[Material provided]:
--

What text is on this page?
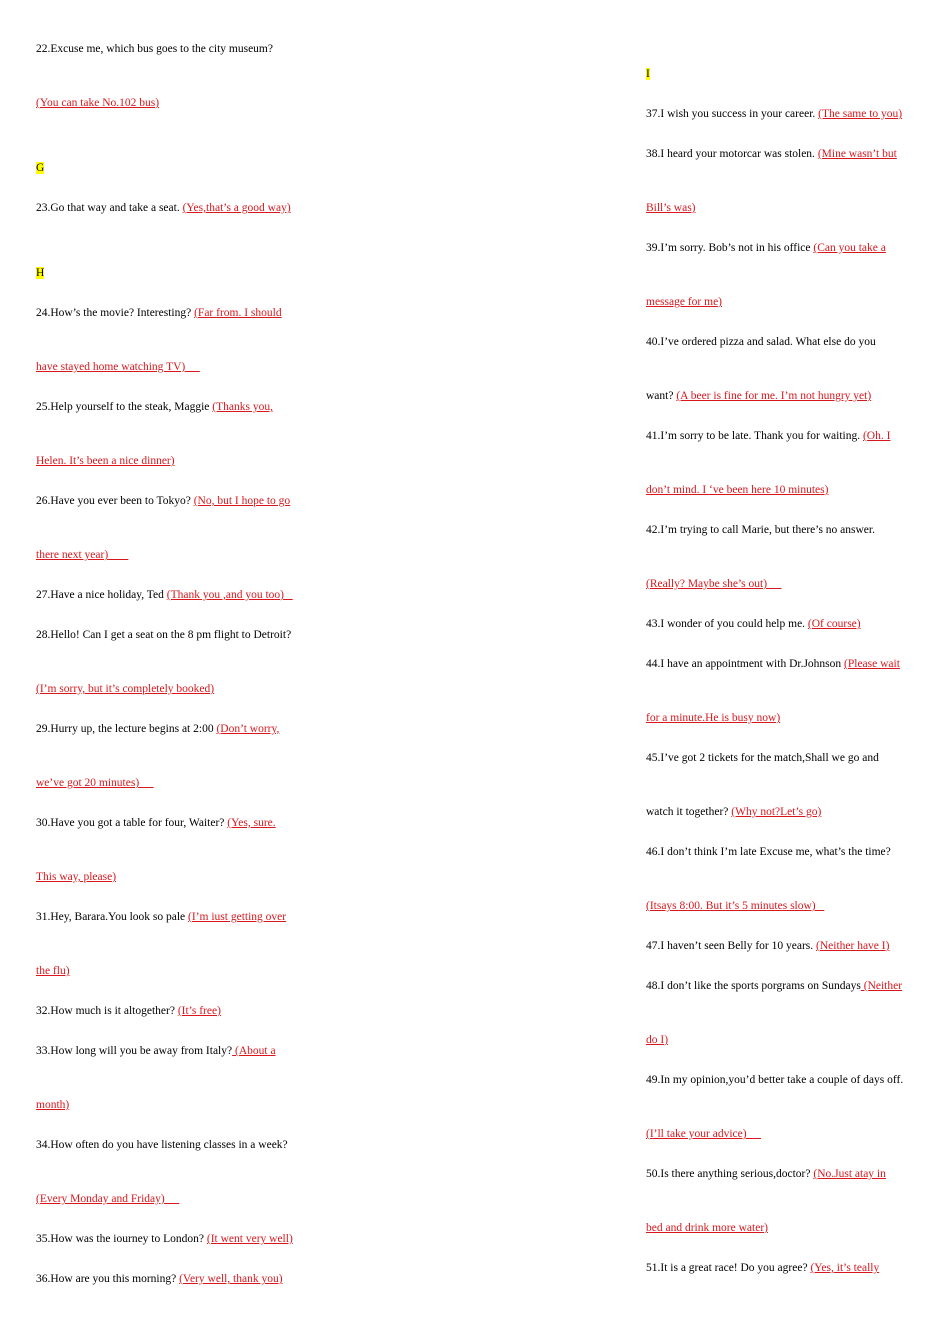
22.Excuse me, which bus goes to the city museum?
(You can take No.102 bus)
G
23.Go that way and take a seat. (Yes,that’s a good way)
H
24.How’s the movie? Interesting? (Far from. I should
have stayed home watching TV) __
25.Help yourself to the steak, Maggie (Thanks you,
Helen. It’s been a nice dinner)
26.Have you ever been to Tokyo? (No, but I hope to go
there next year) ___
27.Have a nice holiday, Ted (Thank you ,and you too) _
28.Hello! Can I get a seat on the 8 pm flight to Detroit?
(I’m sorry, but it’s completely booked)
29.Hurry up, the lecture begins at 2:00 (Don’t worry,
we’ve got 20 minutes) __
30.Have you got a table for four, Waiter? (Yes, sure.
This way, please)
31.Hey, Barara.You look so pale (I’m iust getting over
the flu)
32.How much is it altogether? (It’s free)
33.How long will you be away from Italy? (About a
month)
34.How often do you have listening classes in a week?
(Every Monday and Friday) __
35.How was the iourney to London? (It went very well)
36.How are you this morning? (Very well, thank you)
I
37.I wish you success in your career. (The same to you)
38.I heard your motorcar was stolen. (Mine wasn’t but
Bill’s was)
39.I’m sorry. Bob’s not in his office (Can you take a
message for me)
40.I’ve ordered pizza and salad. What else do you
want? (A beer is fine for me. I’m not hungry yet)
41.I’m sorry to be late. Thank you for waiting. (Oh. I
don’t mind. I ‘ve been here 10 minutes)
42.I’m trying to call Marie, but there’s no answer.
(Really? Maybe she’s out) __
43.I wonder of you could help me. (Of course)
44.I have an appointment with Dr.Johnson (Please wait
for a minute.He is busy now)
45.I’ve got 2 tickets for the match,Shall we go and
watch it together? (Why not?Let’s go)
46.I don’t think I’m late Excuse me, what’s the time?
(Itsays 8:00. But it’s 5 minutes slow) _
47.I haven’t seen Belly for 10 years. (Neither have I)
48.I don’t like the sports porgrams on Sundays (Neither
do I)
49.In my opinion,you’d better take a couple of days off.
(I’ll take your advice) __
50.Is there anything serious,doctor? (No.Just atay in
bed and drink more water)
51.It is a great race! Do you agree? (Yes, it’s teally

--

[Written request]: Without the pictures, transcribe the listing above exactly.

[Task response]:
What text is on this page?
22.Excuse me, which bus goes to the city museum?
(You can take No.102 bus)
G
23.Go that way and take a seat. (Yes,that’s a good way)
H
24.How’s the movie? Interesting? (Far from. I should
have stayed home watching TV) __
25.Help yourself to the steak, Maggie (Thanks you,
Helen. It’s been a nice dinner)
26.Have you ever been to Tokyo? (No, but I hope to go
there next year) ___
27.Have a nice holiday, Ted (Thank you ,and you too) _
28.Hello! Can I get a seat on the 8 pm flight to Detroit?
(I’m sorry, but it’s completely booked)
29.Hurry up, the lecture begins at 2:00 (Don’t worry,
we’ve got 20 minutes) __
30.Have you got a table for four, Waiter? (Yes, sure.
This way, please)
31.Hey, Barara.You look so pale (I’m iust getting over
the flu)
32.How much is it altogether? (It’s free)
33.How long will you be away from Italy? (About a
month)
34.How often do you have listening classes in a week?
(Every Monday and Friday) __
35.How was the iourney to London? (It went very well)
36.How are you this morning? (Very well, thank you)
I
37.I wish you success in your career. (The same to you)
38.I heard your motorcar was stolen. (Mine wasn’t but
Bill’s was)
39.I’m sorry. Bob’s not in his office (Can you take a
message for me)
40.I’ve ordered pizza and salad. What else do you
want? (A beer is fine for me. I’m not hungry yet)
41.I’m sorry to be late. Thank you for waiting. (Oh. I
don’t mind. I ‘ve been here 10 minutes)
42.I’m trying to call Marie, but there’s no answer.
(Really? Maybe she’s out) __
43.I wonder of you could help me. (Of course)
44.I have an appointment with Dr.Johnson (Please wait
for a minute.He is busy now)
45.I’ve got 2 tickets for the match,Shall we go and
watch it together? (Why not?Let’s go)
46.I don’t think I’m late Excuse me, what’s the time?
(Itsays 8:00. But it’s 5 minutes slow) _
47.I haven’t seen Belly for 10 years. (Neither have I)
48.I don’t like the sports porgrams on Sundays (Neither
do I)
49.In my opinion,you’d better take a couple of days off.
(I’ll take your advice) __
50.Is there anything serious,doctor? (No.Just atay in
bed and drink more water)
51.It is a great race! Do you agree? (Yes, it’s teally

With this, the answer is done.